(DATASET CONTENT)

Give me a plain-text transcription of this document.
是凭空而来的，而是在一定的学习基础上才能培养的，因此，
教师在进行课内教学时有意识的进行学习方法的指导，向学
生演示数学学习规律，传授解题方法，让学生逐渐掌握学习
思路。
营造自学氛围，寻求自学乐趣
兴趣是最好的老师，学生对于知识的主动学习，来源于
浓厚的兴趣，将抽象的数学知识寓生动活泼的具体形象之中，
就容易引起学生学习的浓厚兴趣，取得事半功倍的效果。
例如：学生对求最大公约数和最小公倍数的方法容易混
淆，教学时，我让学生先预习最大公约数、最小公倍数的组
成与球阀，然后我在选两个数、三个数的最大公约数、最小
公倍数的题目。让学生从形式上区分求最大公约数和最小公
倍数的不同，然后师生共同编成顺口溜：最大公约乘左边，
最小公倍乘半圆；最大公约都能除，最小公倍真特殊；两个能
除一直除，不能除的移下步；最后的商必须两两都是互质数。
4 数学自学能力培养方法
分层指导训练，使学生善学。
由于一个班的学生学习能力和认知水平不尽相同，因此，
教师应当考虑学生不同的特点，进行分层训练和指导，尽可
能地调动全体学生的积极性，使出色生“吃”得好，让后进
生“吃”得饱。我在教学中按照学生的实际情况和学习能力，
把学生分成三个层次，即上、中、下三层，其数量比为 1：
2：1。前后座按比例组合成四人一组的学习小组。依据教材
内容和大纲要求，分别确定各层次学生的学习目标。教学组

(WHAT IS EXPECTED) Reproduce the full listing word for word.

(EXERCISE RESULT)
Give me a plain-text transcription of this document.
是凭空而来的，而是在一定的学习基础上才能培养的，因此，
教师在进行课内教学时有意识的进行学习方法的指导，向学
生演示数学学习规律，传授解题方法，让学生逐渐掌握学习
思路。
营造自学氛围，寻求自学乐趣
兴趣是最好的老师，学生对于知识的主动学习，来源于
浓厚的兴趣，将抽象的数学知识寓生动活泼的具体形象之中，
就容易引起学生学习的浓厚兴趣，取得事半功倍的效果。
例如：学生对求最大公约数和最小公倍数的方法容易混
淆，教学时，我让学生先预习最大公约数、最小公倍数的组
成与球阀，然后我在选两个数、三个数的最大公约数、最小
公倍数的题目。让学生从形式上区分求最大公约数和最小公
倍数的不同，然后师生共同编成顺口溜：最大公约乘左边，
最小公倍乘半圆；最大公约都能除，最小公倍真特殊；两个能
除一直除，不能除的移下步；最后的商必须两两都是互质数。
4 数学自学能力培养方法
分层指导训练，使学生善学。
由于一个班的学生学习能力和认知水平不尽相同，因此，
教师应当考虑学生不同的特点，进行分层训练和指导，尽可
能地调动全体学生的积极性，使出色生“吃”得好，让后进
生“吃”得饱。我在教学中按照学生的实际情况和学习能力，
把学生分成三个层次，即上、中、下三层，其数量比为 1：
2：1。前后座按比例组合成四人一组的学习小组。依据教材
内容和大纲要求，分别确定各层次学生的学习目标。教学组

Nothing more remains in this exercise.